◆ PROBLEM TO SOLVE ◆
Search the material below for the word "سهمیه". Copy every line that has it.

◆ Rows from a dataset ◆
[start]
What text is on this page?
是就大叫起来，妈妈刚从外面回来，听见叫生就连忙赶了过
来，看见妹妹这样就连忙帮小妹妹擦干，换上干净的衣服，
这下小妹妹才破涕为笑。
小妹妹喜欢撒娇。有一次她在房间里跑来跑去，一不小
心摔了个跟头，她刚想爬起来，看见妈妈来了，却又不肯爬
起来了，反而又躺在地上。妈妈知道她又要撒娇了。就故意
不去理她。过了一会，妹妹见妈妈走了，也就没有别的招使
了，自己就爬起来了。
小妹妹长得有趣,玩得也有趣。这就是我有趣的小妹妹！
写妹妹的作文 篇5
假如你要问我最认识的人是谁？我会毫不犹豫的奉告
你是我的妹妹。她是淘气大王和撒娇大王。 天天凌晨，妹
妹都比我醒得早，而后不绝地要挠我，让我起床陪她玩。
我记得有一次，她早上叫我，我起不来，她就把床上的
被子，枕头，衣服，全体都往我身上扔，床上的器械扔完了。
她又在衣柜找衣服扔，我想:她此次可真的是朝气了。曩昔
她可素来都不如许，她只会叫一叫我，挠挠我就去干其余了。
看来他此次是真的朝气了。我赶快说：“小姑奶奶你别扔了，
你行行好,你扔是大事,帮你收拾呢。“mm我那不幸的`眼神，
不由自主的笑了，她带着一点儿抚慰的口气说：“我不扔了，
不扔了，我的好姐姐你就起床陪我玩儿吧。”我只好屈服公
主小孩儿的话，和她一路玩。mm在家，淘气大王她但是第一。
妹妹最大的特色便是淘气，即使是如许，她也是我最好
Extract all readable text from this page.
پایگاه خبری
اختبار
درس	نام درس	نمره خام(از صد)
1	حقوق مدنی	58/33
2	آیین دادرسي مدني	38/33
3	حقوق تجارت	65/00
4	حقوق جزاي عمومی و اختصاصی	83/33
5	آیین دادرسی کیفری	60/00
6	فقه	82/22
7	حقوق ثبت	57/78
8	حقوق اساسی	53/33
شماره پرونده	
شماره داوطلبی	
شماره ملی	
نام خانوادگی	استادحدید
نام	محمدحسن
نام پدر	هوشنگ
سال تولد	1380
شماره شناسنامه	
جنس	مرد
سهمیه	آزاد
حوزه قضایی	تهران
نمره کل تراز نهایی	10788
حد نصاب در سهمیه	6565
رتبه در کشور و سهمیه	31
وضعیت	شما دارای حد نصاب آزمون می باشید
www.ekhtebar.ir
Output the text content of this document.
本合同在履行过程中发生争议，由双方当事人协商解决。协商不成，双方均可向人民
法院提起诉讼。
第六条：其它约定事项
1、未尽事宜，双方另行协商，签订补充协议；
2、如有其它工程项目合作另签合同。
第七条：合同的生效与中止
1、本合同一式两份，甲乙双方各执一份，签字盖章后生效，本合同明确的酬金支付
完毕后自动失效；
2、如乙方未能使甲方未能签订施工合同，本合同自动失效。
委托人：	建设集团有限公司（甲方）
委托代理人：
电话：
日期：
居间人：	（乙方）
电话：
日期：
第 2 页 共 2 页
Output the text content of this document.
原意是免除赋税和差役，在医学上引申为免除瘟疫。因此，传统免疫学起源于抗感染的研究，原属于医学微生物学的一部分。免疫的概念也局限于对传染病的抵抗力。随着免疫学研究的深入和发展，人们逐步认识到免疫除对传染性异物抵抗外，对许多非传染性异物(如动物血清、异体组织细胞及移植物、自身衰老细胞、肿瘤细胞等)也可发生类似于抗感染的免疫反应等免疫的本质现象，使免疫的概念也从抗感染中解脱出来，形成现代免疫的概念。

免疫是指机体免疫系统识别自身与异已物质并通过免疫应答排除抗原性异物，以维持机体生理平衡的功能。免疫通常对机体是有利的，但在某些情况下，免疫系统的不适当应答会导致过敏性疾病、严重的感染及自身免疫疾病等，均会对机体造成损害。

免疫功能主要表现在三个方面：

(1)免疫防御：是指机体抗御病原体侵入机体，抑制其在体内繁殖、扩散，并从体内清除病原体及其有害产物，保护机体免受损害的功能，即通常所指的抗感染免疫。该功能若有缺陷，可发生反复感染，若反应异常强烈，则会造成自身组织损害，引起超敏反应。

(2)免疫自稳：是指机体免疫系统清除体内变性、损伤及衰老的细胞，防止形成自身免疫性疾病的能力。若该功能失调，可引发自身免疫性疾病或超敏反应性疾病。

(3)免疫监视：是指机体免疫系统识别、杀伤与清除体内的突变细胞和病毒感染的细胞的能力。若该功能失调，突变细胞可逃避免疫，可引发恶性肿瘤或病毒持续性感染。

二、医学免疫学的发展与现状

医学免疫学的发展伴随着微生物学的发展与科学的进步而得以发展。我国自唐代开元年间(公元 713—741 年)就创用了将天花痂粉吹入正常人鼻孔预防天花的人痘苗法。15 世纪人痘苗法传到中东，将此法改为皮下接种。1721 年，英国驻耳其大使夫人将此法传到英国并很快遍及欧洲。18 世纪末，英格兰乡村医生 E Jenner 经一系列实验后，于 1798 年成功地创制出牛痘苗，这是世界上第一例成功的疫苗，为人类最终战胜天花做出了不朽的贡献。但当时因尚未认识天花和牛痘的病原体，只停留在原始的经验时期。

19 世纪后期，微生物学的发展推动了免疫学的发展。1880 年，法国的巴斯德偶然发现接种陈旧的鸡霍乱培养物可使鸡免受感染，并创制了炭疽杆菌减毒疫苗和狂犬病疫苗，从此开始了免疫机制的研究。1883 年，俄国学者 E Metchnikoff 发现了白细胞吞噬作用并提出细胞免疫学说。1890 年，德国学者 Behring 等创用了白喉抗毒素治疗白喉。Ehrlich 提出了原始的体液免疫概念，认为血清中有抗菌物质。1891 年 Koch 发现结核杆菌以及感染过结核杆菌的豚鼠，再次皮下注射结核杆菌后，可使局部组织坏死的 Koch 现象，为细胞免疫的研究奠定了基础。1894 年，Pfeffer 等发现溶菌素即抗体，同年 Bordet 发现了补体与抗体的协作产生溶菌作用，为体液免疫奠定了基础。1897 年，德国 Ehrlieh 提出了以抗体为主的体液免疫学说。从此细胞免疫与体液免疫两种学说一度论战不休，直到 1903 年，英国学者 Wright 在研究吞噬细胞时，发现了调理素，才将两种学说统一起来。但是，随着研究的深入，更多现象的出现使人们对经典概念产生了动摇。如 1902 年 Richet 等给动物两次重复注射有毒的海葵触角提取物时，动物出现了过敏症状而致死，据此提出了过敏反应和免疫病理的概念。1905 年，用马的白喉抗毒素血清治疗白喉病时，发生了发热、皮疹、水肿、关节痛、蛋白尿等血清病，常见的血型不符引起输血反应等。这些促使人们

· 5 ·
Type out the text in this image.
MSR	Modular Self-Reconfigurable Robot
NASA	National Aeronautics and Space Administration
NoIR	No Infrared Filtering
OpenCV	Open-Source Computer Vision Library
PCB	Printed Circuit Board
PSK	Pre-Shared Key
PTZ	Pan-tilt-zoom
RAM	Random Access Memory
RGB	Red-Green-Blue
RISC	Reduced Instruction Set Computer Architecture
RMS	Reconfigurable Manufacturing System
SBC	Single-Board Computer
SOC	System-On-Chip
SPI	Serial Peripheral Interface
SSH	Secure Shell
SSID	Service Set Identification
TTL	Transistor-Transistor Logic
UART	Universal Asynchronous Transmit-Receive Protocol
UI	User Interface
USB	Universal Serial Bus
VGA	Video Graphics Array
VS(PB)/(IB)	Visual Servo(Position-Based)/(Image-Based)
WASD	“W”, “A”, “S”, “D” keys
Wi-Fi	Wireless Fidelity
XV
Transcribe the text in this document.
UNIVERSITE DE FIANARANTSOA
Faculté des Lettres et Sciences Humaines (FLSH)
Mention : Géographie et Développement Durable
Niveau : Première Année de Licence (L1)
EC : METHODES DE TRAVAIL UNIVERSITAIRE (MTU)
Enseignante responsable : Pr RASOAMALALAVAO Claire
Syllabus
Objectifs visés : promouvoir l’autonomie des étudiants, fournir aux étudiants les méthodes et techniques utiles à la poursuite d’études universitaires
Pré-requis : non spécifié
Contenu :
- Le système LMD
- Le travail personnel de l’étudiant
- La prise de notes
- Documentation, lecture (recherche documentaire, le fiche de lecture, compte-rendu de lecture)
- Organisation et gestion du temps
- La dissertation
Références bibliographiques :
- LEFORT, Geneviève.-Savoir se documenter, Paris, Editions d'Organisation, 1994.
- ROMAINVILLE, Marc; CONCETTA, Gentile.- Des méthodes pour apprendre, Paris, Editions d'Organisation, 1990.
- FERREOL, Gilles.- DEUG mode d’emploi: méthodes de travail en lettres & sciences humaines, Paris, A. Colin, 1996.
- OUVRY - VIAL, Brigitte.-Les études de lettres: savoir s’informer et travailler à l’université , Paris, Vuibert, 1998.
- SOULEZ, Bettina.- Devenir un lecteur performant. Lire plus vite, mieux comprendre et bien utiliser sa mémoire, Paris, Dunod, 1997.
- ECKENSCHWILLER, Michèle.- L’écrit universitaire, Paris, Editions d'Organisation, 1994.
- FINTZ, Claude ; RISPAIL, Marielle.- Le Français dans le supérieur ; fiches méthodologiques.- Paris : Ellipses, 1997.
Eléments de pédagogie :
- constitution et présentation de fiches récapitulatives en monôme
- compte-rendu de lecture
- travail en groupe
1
[end]
◆ EXPECTED OUTPUT ◆
سهمیه	آزاد
حد نصاب در سهمیه	6565
رتبه در کشور و سهمیه	31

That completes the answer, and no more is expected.